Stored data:
----

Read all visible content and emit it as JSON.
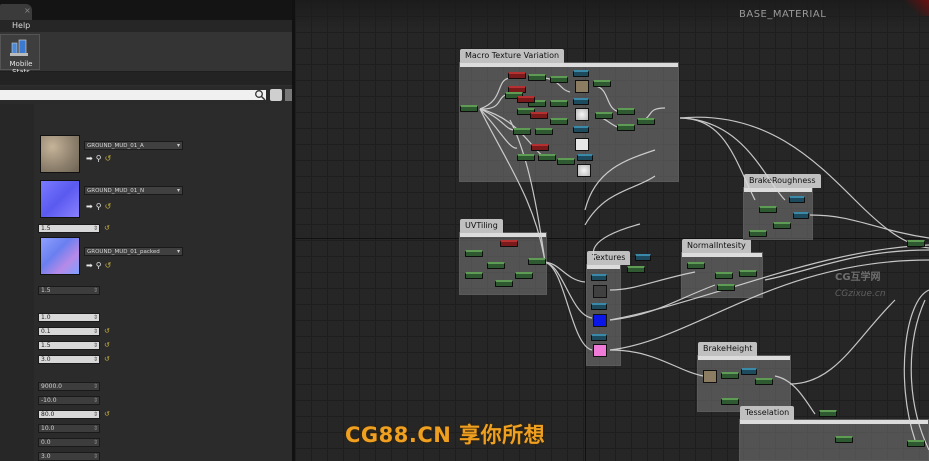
{
  "window": {
    "menu_help": "Help",
    "tab_close": "×"
  },
  "toolbar": {
    "mobile_stats": "Mobile Stats"
  },
  "search": {
    "value": ""
  },
  "textures": [
    {
      "name": "GROUND_MUD_01_A"
    },
    {
      "name": "GROUND_MUD_01_N"
    },
    {
      "name": "GROUND_MUD_01_packed"
    }
  ],
  "values": {
    "v1": "1.5",
    "v2": "1.5",
    "v3": "1.0",
    "v4": "0.1",
    "v5": "1.5",
    "v6": "3.0",
    "v7": "9000.0",
    "v8": "-10.0",
    "v9": "80.0",
    "v10": "10.0",
    "v11": "0.0",
    "v12": "3.0"
  },
  "graph": {
    "title": "BASE_MATERIAL",
    "comments": {
      "macro": "Macro Texture Variation",
      "uvtiling": "UVTiling",
      "textures": "Textures",
      "normal": "NormalIntesity",
      "brake_rough": "BrakeRoughness",
      "brake_height": "BrakeHeight",
      "tesselation": "Tesselation"
    }
  },
  "watermarks": {
    "main": "CG88.CN 享你所想",
    "side": "CG互学网",
    "side2": "CGzixue.cn"
  },
  "colors": {
    "reset": "#c8b040",
    "accent_watermark": "#f0a020",
    "texture_blue": "#0a15e8",
    "texture_pink": "#f07ad8"
  }
}
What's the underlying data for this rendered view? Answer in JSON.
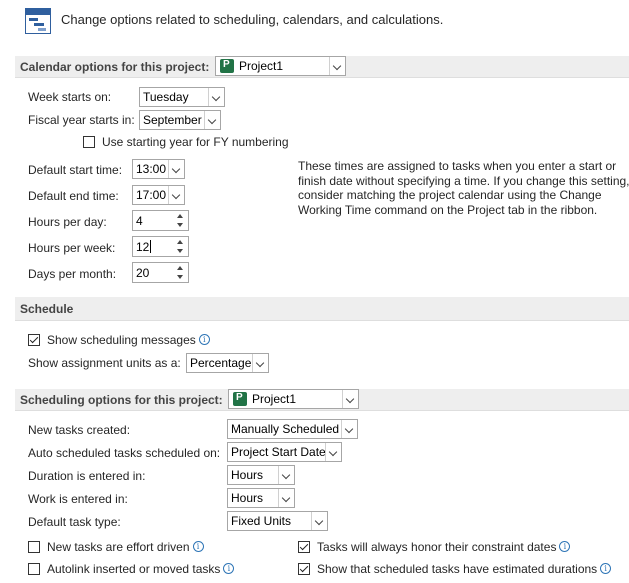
{
  "intro": {
    "text": "Change options related to scheduling, calendars, and calculations."
  },
  "calendar": {
    "section_label": "Calendar options for this project:",
    "project_value": "Project1",
    "week_starts_label": "Week starts on:",
    "week_starts_value": "Tuesday",
    "fiscal_year_label": "Fiscal year starts in:",
    "fiscal_year_value": "September",
    "use_starting_year_label": "Use starting year for FY numbering",
    "use_starting_year_checked": false,
    "default_start_label": "Default start time:",
    "default_start_value": "13:00",
    "default_end_label": "Default end time:",
    "default_end_value": "17:00",
    "hours_per_day_label": "Hours per day:",
    "hours_per_day_value": "4",
    "hours_per_week_label": "Hours per week:",
    "hours_per_week_value": "12",
    "days_per_month_label": "Days per month:",
    "days_per_month_value": "20",
    "note": "These times are assigned to tasks when you enter a start or finish date without specifying a time. If you change this setting, consider matching the project calendar using the Change Working Time command on the Project tab in the ribbon."
  },
  "schedule": {
    "section_label": "Schedule",
    "show_messages_label": "Show scheduling messages",
    "show_messages_checked": true,
    "assignment_units_label": "Show assignment units as a:",
    "assignment_units_value": "Percentage"
  },
  "scheduling": {
    "section_label": "Scheduling options for this project:",
    "project_value": "Project1",
    "new_tasks_label": "New tasks created:",
    "new_tasks_value": "Manually Scheduled",
    "auto_tasks_label": "Auto scheduled tasks scheduled on:",
    "auto_tasks_value": "Project Start Date",
    "duration_label": "Duration is entered in:",
    "duration_value": "Hours",
    "work_label": "Work is entered in:",
    "work_value": "Hours",
    "task_type_label": "Default task type:",
    "task_type_value": "Fixed Units",
    "effort_driven_label": "New tasks are effort driven",
    "effort_driven_checked": false,
    "autolink_label": "Autolink inserted or moved tasks",
    "autolink_checked": false,
    "honor_constraint_label": "Tasks will always honor their constraint dates",
    "honor_constraint_checked": true,
    "estimated_durations_label": "Show that scheduled tasks have estimated durations",
    "estimated_durations_checked": true
  },
  "icons": {
    "intro": "schedule-gantt-icon",
    "project": "project-file-icon",
    "info": "info-icon"
  }
}
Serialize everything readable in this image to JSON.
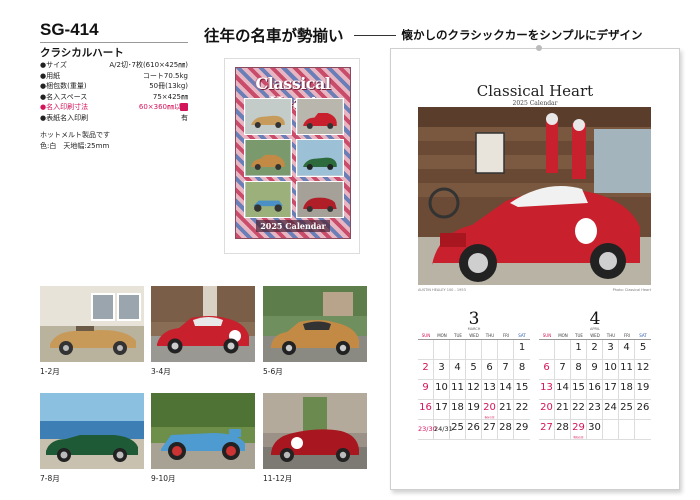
{
  "product": {
    "code": "SG-414",
    "name": "クラシカルハート",
    "specs": [
      {
        "k": "●サイズ",
        "v": "A/2切･7枚(610×425㎜)",
        "hl": false
      },
      {
        "k": "●用紙",
        "v": "コート70.5kg",
        "hl": false
      },
      {
        "k": "●梱包数(重量)",
        "v": "50冊(13kg)",
        "hl": false
      },
      {
        "k": "●名入スペース",
        "v": "75×425㎜",
        "hl": false
      },
      {
        "k": "●名入印刷寸法",
        "v": "60×360㎜以内",
        "hl": true
      },
      {
        "k": "●表紙名入印刷",
        "v": "有",
        "hl": false
      }
    ],
    "note1": "ホットメルト製品です",
    "note2": "色:白　天地幅:25mm"
  },
  "headline": {
    "main": "往年の名車が勢揃い",
    "sub": "懐かしのクラシックカーをシンプルにデザイン"
  },
  "cover": {
    "title": "Classical Heart",
    "year": "2025 Calendar"
  },
  "thumbs": [
    {
      "label": "1-2月"
    },
    {
      "label": "3-4月"
    },
    {
      "label": "5-6月"
    },
    {
      "label": "7-8月"
    },
    {
      "label": "9-10月"
    },
    {
      "label": "11-12月"
    }
  ],
  "calendar": {
    "title": "Classical Heart",
    "subtitle": "2025 Calendar",
    "caption_left": "AUSTIN HEALEY 100 - 1953",
    "caption_right": "Photo: Classical Heart",
    "weekdays": [
      "SUN",
      "MON",
      "TUE",
      "WED",
      "THU",
      "FRI",
      "SAT"
    ],
    "months": [
      {
        "num": "3",
        "en": "MARCH",
        "rows": [
          [
            "",
            "",
            "",
            "",
            "",
            "",
            "1"
          ],
          [
            "2",
            "3",
            "4",
            "5",
            "6",
            "7",
            "8"
          ],
          [
            "9",
            "10",
            "11",
            "12",
            "13",
            "14",
            "15"
          ],
          [
            "16",
            "17",
            "18",
            "19",
            "20",
            "21",
            "22"
          ],
          [
            "23/30",
            "24/31",
            "25",
            "26",
            "27",
            "28",
            "29"
          ]
        ],
        "holidays": [
          "20"
        ],
        "labels": {
          "20": "春分の日"
        }
      },
      {
        "num": "4",
        "en": "APRIL",
        "rows": [
          [
            "",
            "",
            "1",
            "2",
            "3",
            "4",
            "5"
          ],
          [
            "6",
            "7",
            "8",
            "9",
            "10",
            "11",
            "12"
          ],
          [
            "13",
            "14",
            "15",
            "16",
            "17",
            "18",
            "19"
          ],
          [
            "20",
            "21",
            "22",
            "23",
            "24",
            "25",
            "26"
          ],
          [
            "27",
            "28",
            "29",
            "30",
            "",
            "",
            ""
          ]
        ],
        "holidays": [
          "29"
        ],
        "labels": {
          "29": "昭和の日"
        }
      }
    ]
  }
}
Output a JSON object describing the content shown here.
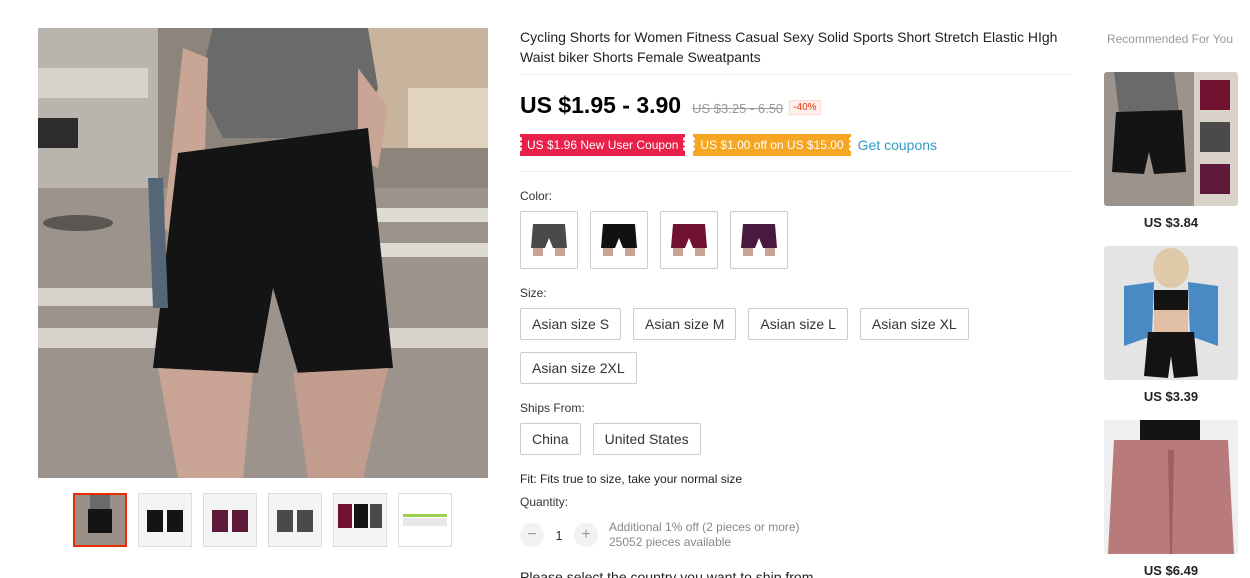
{
  "product": {
    "title": "Cycling Shorts for Women Fitness Casual Sexy Solid Sports Short Stretch Elastic HIgh Waist biker Shorts Female Sweatpants",
    "price": "US $1.95 - 3.90",
    "original_price": "US $3.25 - 6.50",
    "discount": "-40%",
    "coupons": {
      "new_user": "US $1.96 New User Coupon",
      "store": "US $1.00 off on US $15.00",
      "get_link": "Get coupons"
    },
    "color_label": "Color:",
    "colors": [
      "dark-gray",
      "black",
      "burgundy",
      "plum"
    ],
    "color_hex": [
      "#4a4a4a",
      "#111111",
      "#6e1230",
      "#4a1a3e"
    ],
    "size_label": "Size:",
    "sizes": [
      "Asian size S",
      "Asian size M",
      "Asian size L",
      "Asian size XL",
      "Asian size 2XL"
    ],
    "ships_label": "Ships From:",
    "ships_from": [
      "China",
      "United States"
    ],
    "fit": "Fit: Fits true to size, take your normal size",
    "quantity_label": "Quantity:",
    "quantity": {
      "minus": "−",
      "value": "1",
      "plus": "+",
      "note1": "Additional 1% off (2 pieces or more)",
      "note2": "25052 pieces available"
    },
    "cut_off_text": "Please select the country you want to ship from"
  },
  "recommended": {
    "title": "Recommended For You",
    "items": [
      {
        "price": "US $3.84"
      },
      {
        "price": "US $3.39"
      },
      {
        "price": "US $6.49"
      }
    ]
  },
  "colors": {
    "accent_red": "#e8204a",
    "accent_orange": "#f5a623",
    "link_blue": "#2e9cc3"
  }
}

----

### THE REQUEST
Select all lines with the word "entered" from the entries above.

### THE RESULT
    "duration_label": "Duration is entered in:",
    "work_label": "Work is entered in:",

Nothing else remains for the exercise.